Figure dataset records:
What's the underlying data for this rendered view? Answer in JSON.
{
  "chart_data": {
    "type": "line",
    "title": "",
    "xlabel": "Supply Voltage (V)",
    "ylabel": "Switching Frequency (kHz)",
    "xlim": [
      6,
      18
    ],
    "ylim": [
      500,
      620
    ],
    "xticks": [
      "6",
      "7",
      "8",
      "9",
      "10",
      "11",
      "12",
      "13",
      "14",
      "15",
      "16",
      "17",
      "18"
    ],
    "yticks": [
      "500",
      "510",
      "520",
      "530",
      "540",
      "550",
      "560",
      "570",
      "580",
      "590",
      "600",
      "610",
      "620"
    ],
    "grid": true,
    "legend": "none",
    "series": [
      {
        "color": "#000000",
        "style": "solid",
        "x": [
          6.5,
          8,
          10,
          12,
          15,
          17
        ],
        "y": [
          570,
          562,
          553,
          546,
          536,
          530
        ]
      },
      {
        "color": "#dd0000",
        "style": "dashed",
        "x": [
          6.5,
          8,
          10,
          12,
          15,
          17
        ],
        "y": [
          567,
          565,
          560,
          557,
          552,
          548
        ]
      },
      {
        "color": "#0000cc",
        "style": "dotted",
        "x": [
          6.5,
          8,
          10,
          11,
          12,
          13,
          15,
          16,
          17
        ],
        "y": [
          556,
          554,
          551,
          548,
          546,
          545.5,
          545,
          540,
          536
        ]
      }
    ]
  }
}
* * *
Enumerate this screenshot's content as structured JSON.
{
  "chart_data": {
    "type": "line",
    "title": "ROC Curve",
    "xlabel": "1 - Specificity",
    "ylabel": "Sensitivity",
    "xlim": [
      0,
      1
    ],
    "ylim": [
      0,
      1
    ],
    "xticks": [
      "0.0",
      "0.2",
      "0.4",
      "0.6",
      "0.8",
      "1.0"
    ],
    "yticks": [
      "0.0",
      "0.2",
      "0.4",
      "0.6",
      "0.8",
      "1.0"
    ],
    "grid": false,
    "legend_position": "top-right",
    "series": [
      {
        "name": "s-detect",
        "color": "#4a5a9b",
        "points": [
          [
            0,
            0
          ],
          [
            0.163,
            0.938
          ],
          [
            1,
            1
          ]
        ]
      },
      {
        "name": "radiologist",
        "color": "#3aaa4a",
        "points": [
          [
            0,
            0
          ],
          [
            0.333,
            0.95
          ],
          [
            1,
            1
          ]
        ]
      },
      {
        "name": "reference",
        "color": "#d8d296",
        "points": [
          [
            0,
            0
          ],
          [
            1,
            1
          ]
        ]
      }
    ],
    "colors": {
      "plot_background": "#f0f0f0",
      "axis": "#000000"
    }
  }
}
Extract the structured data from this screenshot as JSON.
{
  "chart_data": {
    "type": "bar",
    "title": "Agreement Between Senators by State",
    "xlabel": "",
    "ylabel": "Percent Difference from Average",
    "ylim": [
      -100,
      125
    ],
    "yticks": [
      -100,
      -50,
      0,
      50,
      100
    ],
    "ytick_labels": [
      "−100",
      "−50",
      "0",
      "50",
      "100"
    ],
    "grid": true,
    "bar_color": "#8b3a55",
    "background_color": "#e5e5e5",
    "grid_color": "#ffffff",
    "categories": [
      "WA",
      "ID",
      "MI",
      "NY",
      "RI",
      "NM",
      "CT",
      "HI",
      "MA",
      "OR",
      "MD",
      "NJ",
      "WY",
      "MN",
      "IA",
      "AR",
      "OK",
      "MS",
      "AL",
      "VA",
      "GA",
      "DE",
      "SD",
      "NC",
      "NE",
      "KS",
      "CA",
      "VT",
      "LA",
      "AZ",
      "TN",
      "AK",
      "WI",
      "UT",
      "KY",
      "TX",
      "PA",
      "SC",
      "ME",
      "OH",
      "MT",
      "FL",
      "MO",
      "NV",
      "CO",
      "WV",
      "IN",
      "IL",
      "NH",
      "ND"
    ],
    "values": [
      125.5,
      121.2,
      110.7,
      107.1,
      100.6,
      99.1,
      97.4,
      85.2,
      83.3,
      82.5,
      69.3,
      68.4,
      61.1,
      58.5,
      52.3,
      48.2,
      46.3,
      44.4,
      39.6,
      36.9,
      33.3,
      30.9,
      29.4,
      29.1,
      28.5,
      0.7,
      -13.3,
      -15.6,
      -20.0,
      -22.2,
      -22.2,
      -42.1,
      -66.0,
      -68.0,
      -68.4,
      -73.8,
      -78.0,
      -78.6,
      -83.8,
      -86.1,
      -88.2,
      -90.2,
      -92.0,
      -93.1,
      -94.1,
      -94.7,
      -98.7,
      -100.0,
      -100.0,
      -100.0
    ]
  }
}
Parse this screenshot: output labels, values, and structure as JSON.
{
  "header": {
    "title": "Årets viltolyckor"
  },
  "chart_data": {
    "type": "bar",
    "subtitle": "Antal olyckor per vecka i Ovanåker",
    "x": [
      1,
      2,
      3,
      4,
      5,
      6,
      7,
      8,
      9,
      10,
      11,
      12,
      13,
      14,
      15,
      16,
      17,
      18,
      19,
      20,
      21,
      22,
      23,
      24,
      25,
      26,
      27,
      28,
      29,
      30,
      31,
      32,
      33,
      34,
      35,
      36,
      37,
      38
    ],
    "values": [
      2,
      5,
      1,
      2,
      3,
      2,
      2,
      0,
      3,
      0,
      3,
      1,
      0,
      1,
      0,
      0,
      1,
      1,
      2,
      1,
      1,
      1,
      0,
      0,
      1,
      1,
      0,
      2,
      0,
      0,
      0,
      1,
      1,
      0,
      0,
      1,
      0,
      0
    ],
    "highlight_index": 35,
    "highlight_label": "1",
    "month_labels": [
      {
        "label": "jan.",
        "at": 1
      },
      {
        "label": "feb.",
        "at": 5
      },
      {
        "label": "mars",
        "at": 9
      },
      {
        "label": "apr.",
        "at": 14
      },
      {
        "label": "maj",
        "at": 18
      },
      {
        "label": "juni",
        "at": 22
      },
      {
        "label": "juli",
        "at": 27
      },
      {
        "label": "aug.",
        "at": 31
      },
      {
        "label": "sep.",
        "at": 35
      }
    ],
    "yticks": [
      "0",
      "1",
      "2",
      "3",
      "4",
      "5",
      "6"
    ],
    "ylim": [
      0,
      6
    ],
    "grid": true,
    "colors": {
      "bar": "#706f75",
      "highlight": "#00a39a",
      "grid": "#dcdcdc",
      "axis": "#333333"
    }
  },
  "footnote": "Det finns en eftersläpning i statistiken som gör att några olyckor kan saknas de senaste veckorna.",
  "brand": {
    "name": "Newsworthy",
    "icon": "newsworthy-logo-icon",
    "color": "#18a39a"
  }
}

→ **Problem to work on**: Return a copy of every line that includes the word "xlabel".

→ **Result of the task**:
    "xlabel": "Supply Voltage (V)",
    "xlabel": "1 - Specificity",
    "xlabel": "",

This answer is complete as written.